Supplied material ▸
___
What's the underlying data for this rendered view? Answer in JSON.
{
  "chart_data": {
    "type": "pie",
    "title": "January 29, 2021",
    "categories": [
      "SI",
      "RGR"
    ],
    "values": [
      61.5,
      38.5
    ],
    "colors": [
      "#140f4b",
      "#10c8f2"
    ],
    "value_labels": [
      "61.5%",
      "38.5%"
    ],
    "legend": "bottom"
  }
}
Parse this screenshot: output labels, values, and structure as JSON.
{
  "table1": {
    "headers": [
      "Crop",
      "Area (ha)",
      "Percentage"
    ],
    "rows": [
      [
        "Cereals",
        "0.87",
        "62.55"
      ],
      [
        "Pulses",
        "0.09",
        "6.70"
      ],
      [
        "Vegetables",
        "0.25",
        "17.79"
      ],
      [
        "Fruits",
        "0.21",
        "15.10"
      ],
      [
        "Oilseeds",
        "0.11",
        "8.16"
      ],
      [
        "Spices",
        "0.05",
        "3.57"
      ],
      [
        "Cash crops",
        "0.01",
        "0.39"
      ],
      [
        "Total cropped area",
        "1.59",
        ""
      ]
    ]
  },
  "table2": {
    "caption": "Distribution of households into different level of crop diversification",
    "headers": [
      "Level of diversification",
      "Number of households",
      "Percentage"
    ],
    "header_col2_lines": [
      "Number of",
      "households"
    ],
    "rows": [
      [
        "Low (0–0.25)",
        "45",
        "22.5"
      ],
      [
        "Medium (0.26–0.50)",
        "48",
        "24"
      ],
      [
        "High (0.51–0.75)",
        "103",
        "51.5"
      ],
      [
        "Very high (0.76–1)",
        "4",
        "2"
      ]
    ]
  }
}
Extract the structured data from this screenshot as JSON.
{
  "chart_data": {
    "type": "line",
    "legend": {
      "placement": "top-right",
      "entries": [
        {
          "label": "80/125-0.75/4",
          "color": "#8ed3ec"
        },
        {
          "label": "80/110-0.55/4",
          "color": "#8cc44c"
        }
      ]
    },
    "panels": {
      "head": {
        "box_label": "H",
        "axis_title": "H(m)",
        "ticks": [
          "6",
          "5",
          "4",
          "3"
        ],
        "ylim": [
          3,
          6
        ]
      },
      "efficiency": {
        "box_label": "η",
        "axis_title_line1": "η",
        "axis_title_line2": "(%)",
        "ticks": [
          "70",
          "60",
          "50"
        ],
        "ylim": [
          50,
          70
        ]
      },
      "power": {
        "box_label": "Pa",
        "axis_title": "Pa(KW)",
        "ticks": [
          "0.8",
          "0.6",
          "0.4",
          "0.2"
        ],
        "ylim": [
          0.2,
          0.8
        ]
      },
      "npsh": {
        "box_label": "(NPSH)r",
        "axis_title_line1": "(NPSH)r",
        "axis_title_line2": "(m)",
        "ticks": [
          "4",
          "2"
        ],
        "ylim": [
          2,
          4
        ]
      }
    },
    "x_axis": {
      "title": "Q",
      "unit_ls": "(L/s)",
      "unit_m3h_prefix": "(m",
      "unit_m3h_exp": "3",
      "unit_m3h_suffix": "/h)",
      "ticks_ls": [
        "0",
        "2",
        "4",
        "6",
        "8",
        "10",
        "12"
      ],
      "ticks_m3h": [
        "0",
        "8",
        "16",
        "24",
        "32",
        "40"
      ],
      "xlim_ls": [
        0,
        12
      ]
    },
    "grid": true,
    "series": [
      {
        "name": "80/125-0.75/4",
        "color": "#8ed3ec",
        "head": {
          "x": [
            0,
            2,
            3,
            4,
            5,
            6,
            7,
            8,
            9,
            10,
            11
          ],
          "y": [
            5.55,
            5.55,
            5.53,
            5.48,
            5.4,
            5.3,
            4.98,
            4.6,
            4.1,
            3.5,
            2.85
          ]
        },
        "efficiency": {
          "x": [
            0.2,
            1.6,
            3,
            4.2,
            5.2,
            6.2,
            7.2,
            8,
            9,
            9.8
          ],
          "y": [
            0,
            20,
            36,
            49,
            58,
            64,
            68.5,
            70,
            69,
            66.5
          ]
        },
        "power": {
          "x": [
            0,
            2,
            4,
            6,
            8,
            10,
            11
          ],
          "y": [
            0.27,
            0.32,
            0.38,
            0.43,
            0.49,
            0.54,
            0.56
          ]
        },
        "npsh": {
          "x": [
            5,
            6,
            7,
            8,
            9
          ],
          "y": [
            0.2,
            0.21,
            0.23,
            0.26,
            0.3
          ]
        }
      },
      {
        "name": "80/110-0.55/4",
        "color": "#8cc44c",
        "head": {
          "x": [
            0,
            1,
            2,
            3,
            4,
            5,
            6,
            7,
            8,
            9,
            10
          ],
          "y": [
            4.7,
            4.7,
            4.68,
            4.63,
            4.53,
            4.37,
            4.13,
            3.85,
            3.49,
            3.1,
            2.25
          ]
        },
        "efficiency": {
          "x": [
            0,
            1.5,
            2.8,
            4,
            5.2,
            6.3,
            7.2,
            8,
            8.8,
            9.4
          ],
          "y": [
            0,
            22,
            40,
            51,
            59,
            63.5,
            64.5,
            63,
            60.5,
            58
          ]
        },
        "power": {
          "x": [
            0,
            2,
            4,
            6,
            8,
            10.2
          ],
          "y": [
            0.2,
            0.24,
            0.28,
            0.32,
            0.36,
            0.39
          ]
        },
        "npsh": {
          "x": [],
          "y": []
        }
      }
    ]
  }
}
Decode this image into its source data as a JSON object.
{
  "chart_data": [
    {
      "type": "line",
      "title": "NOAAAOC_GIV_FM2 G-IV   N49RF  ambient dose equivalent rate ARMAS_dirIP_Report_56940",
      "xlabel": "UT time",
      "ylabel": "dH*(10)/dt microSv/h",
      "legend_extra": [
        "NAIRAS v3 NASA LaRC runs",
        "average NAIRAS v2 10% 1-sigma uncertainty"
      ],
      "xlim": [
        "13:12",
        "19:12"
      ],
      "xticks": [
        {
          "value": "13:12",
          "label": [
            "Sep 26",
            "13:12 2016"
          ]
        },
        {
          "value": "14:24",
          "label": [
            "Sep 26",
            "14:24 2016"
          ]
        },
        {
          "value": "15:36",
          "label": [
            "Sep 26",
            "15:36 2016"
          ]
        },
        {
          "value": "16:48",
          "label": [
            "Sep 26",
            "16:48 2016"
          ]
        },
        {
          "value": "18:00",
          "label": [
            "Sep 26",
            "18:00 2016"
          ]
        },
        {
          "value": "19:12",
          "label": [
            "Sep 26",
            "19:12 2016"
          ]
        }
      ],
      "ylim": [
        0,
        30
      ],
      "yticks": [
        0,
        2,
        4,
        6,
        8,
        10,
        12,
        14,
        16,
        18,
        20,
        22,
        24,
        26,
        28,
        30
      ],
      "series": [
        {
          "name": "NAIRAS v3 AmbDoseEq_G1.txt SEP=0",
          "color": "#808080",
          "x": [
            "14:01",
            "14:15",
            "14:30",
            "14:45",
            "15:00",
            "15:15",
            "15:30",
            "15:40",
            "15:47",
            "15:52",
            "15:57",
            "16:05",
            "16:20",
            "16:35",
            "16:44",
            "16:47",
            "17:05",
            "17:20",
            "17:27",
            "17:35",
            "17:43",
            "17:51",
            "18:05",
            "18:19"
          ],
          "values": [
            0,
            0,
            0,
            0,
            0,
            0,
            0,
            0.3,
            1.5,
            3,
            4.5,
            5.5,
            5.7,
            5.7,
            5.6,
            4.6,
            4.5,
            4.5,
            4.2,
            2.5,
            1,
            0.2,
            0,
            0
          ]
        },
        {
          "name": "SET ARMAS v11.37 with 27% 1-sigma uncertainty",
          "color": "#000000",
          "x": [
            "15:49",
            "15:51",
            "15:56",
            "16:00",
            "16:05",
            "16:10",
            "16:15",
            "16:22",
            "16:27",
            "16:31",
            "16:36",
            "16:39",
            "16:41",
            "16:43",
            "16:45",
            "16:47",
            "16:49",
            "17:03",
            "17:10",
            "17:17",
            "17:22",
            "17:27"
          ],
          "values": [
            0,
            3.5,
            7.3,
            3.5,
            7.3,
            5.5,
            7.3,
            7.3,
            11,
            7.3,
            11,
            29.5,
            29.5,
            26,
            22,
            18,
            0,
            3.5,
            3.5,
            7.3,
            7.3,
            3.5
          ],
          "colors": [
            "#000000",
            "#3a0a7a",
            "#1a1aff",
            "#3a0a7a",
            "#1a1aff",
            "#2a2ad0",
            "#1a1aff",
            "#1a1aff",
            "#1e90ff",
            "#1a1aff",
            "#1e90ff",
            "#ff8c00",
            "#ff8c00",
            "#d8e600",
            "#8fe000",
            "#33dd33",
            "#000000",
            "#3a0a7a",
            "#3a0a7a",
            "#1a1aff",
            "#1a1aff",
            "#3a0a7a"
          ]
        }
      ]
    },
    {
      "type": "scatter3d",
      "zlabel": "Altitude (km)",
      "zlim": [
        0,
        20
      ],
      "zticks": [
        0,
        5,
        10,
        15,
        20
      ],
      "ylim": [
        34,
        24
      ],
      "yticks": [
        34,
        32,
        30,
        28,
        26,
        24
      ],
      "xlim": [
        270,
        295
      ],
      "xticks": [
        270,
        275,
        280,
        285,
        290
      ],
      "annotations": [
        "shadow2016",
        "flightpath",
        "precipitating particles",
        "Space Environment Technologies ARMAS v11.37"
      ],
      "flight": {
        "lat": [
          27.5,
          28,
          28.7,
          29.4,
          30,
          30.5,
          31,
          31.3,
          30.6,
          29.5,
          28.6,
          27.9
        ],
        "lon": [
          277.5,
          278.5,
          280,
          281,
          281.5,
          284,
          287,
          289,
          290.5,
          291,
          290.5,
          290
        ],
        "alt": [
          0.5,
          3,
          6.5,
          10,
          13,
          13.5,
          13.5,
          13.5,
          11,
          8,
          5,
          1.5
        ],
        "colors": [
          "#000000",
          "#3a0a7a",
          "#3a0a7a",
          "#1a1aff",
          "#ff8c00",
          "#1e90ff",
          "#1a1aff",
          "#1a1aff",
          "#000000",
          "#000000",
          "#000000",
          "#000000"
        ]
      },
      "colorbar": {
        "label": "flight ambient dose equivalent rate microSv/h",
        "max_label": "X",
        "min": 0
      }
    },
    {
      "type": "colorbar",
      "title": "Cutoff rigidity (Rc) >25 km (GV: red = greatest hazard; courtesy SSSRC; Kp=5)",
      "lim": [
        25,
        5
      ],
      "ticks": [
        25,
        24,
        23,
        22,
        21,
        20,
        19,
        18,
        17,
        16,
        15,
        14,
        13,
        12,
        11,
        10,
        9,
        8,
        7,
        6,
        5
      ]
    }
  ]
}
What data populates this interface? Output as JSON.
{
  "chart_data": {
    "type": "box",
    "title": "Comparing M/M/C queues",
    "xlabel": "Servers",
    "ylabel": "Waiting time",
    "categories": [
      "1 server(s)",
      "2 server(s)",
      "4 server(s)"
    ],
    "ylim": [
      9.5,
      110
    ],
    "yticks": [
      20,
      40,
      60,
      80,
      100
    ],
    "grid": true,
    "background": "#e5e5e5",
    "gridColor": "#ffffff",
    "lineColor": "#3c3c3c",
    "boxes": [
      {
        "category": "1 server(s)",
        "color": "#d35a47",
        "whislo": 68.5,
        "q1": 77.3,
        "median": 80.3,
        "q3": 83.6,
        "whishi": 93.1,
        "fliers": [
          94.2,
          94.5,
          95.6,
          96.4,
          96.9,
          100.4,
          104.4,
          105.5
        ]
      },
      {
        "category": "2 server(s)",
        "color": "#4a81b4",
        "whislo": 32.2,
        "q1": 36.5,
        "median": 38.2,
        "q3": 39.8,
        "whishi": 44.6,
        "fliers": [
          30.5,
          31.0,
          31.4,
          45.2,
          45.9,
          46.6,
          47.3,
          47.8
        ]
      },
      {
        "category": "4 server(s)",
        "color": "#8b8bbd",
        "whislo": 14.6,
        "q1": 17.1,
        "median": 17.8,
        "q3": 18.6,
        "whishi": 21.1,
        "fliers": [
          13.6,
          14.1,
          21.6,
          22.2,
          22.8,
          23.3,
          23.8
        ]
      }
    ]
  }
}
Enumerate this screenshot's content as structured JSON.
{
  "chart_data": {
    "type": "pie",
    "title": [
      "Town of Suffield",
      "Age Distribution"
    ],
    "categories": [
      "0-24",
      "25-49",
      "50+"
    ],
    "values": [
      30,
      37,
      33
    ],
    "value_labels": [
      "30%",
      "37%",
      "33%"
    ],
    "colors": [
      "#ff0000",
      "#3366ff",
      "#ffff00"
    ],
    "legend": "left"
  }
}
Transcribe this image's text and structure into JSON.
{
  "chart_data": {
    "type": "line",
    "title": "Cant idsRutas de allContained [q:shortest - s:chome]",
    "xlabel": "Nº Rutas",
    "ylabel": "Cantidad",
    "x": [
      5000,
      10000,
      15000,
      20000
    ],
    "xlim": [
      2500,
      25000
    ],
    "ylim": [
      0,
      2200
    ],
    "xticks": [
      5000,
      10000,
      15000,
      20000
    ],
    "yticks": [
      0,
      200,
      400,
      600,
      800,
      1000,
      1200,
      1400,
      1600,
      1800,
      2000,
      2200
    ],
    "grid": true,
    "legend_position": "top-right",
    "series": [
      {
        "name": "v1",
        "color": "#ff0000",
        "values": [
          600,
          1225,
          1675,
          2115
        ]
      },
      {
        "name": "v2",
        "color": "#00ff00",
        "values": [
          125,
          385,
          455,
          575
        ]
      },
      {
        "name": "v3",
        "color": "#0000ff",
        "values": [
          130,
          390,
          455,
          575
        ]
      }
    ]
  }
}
___
Given task ▸
Gather all lines from the records above in which "image" appears.

Solution to this task ▸
Decode this image into its source data as a JSON object.
Transcribe this image's text and structure into JSON.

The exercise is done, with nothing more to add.